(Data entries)
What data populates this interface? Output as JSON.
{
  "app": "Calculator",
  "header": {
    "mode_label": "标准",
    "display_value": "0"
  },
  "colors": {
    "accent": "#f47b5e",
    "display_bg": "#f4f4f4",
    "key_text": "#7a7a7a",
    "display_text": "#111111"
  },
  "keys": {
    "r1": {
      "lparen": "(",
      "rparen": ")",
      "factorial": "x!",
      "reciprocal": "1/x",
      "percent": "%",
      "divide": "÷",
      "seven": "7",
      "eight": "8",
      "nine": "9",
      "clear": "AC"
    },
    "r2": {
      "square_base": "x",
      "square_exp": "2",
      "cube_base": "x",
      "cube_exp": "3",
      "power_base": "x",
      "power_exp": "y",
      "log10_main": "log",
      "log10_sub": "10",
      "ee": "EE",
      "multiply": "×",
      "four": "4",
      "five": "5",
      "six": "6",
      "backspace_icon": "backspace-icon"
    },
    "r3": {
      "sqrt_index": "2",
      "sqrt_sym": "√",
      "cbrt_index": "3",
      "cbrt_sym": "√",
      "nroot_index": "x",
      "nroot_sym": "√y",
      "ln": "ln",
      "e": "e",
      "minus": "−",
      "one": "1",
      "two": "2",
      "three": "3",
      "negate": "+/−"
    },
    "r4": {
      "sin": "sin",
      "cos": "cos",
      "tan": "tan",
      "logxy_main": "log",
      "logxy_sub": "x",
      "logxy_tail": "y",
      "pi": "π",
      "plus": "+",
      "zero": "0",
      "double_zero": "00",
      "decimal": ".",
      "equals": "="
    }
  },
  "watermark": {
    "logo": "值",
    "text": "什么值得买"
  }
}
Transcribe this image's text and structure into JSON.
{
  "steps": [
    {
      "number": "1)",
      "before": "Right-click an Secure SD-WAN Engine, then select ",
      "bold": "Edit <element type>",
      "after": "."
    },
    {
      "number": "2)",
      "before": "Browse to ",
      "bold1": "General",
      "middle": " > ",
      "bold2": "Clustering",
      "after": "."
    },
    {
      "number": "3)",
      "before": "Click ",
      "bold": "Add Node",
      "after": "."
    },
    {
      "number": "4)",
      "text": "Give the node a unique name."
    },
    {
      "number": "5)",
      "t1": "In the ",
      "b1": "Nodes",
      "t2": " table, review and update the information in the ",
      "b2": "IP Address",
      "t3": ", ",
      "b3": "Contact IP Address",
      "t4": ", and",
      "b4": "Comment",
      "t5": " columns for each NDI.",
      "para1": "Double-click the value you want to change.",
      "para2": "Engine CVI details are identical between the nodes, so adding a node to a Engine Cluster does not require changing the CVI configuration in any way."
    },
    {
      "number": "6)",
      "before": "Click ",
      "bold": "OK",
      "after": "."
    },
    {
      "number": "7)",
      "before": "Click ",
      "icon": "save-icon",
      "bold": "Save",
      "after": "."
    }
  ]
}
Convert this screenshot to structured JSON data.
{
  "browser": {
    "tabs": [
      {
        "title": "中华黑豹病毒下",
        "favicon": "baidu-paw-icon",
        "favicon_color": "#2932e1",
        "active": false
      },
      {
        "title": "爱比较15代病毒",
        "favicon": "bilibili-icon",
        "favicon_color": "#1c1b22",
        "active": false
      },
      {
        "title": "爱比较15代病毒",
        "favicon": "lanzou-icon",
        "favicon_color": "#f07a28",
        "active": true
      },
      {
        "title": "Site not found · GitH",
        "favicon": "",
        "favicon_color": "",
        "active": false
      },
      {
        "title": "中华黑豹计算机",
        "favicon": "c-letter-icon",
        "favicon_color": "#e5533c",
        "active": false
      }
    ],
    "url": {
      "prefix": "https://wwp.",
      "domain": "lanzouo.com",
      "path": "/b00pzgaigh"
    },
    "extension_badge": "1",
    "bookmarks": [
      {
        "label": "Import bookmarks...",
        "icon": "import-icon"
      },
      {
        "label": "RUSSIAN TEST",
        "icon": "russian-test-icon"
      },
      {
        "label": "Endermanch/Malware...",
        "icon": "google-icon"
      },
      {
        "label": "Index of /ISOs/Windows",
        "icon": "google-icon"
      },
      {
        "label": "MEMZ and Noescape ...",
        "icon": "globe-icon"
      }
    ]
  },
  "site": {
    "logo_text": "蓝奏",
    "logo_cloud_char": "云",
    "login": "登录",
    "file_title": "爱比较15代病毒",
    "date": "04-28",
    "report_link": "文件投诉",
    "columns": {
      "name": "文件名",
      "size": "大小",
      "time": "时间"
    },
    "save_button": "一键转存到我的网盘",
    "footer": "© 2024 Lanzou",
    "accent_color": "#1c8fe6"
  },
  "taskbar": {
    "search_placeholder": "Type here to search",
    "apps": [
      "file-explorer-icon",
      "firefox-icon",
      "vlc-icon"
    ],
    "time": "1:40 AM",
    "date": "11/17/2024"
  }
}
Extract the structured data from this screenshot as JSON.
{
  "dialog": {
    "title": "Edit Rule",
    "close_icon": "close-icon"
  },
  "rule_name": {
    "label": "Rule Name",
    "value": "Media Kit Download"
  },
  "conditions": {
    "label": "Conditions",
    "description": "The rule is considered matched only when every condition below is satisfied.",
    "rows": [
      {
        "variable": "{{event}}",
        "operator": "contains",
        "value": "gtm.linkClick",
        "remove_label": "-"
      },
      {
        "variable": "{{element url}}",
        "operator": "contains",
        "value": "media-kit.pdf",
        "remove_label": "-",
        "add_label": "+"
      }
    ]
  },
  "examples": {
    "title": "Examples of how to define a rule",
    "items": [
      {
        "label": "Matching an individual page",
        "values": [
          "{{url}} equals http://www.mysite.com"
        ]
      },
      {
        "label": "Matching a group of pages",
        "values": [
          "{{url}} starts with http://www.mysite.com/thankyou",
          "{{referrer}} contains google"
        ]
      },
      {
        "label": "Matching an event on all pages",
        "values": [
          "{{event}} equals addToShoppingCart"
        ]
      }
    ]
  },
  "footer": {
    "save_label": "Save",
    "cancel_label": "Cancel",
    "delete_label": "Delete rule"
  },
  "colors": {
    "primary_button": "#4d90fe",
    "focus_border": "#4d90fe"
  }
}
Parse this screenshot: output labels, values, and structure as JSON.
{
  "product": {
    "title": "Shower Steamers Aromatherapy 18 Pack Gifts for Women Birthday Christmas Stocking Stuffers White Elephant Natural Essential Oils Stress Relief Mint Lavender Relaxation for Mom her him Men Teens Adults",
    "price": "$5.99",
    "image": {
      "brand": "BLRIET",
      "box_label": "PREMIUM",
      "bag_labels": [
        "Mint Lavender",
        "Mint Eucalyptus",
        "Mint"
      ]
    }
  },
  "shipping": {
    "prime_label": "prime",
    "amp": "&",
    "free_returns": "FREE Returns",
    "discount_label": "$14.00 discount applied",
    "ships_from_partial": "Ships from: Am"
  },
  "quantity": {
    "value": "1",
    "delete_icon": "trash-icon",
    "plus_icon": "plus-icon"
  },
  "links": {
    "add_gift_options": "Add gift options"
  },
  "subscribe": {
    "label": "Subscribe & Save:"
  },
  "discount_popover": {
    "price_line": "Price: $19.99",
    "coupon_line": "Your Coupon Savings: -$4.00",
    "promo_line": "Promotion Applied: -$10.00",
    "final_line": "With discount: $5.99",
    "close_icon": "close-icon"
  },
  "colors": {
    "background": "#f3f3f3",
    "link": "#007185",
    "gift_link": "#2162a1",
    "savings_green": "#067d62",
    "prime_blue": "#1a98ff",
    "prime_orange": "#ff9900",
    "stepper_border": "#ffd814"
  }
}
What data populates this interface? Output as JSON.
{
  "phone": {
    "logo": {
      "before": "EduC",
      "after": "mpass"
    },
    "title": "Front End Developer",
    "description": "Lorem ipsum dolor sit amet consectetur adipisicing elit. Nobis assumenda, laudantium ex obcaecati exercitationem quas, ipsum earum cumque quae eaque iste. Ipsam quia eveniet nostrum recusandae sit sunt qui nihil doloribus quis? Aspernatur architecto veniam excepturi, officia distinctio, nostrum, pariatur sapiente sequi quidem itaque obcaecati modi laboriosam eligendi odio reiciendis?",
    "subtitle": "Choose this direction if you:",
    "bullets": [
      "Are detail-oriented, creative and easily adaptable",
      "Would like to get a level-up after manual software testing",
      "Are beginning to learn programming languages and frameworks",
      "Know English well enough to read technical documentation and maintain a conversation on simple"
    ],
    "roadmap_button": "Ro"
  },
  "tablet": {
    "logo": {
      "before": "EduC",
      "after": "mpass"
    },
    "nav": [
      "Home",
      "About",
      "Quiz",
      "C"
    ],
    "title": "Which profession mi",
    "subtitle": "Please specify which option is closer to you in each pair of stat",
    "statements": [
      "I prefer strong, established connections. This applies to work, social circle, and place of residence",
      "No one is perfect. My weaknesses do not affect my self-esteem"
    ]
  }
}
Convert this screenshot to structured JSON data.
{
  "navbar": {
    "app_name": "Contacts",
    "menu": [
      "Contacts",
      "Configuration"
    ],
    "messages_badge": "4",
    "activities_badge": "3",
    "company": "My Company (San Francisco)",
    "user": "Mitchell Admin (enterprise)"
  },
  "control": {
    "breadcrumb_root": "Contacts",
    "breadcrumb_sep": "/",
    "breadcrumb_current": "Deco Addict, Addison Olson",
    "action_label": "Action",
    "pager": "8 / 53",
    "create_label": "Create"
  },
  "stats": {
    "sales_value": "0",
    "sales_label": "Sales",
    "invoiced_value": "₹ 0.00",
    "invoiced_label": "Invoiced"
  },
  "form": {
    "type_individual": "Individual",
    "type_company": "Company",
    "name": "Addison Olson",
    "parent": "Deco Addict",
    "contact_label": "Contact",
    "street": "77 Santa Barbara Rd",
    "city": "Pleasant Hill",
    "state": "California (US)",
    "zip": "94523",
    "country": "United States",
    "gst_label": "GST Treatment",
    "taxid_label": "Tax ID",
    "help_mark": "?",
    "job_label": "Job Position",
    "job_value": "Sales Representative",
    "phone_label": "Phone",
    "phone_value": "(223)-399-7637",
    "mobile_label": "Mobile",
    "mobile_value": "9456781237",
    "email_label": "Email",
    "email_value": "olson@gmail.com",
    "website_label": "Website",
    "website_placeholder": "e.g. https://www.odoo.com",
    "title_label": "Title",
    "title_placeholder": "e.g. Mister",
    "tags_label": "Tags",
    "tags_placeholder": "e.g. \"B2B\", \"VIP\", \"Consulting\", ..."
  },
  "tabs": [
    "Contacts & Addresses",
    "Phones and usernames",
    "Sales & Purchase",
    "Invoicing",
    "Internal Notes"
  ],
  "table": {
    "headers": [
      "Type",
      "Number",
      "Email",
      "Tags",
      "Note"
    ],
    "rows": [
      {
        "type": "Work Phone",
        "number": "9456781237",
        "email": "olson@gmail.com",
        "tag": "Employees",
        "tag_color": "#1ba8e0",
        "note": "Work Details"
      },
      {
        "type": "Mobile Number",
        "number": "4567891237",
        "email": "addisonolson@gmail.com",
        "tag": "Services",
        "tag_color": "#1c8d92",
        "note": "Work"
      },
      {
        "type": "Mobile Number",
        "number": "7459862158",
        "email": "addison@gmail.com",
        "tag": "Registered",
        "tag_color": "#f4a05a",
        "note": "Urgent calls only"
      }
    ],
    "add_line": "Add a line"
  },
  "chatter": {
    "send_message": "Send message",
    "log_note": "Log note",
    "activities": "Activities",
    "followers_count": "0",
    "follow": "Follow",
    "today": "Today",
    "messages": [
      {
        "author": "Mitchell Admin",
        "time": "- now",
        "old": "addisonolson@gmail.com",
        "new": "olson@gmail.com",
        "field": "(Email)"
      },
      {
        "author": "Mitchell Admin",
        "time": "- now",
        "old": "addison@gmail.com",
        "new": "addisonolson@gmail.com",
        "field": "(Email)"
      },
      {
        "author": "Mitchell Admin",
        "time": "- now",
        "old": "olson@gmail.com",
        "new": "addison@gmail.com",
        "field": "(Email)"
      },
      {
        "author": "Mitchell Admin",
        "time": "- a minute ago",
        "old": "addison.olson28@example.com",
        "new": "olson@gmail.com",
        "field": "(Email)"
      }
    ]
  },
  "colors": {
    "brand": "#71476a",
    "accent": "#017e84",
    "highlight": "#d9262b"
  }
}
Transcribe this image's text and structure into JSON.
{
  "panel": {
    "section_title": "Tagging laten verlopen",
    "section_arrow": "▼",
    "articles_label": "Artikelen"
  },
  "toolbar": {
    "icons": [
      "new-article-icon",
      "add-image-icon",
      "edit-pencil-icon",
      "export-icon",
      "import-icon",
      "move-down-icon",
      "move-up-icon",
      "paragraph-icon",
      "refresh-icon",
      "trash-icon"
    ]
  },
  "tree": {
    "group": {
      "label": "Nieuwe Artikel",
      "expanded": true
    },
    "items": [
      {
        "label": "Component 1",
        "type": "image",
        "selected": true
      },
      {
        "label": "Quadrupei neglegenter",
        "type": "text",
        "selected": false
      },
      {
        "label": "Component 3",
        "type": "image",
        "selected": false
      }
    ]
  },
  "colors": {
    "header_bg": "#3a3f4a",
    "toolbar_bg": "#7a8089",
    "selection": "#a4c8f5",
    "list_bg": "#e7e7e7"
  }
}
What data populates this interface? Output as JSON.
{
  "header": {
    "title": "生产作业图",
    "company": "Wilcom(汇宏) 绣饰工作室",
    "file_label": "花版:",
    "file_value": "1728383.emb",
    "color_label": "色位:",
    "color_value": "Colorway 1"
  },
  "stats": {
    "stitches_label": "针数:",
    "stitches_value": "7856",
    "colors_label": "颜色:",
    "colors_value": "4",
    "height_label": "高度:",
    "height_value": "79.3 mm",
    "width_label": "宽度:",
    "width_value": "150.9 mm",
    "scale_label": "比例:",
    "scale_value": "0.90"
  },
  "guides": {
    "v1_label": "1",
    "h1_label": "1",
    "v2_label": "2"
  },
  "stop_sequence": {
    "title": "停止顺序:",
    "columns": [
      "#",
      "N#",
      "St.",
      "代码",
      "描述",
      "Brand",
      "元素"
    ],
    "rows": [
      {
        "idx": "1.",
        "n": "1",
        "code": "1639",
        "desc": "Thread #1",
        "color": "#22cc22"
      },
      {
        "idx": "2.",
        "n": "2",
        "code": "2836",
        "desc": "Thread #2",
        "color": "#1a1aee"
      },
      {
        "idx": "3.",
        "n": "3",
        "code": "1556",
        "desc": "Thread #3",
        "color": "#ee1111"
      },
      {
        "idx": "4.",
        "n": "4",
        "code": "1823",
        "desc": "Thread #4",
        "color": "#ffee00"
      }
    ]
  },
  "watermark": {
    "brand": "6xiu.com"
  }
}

=== Exercise objective ===
Report how many lines of the listing hold the word "Contacts", with nothing but the number.

=== Result ===
4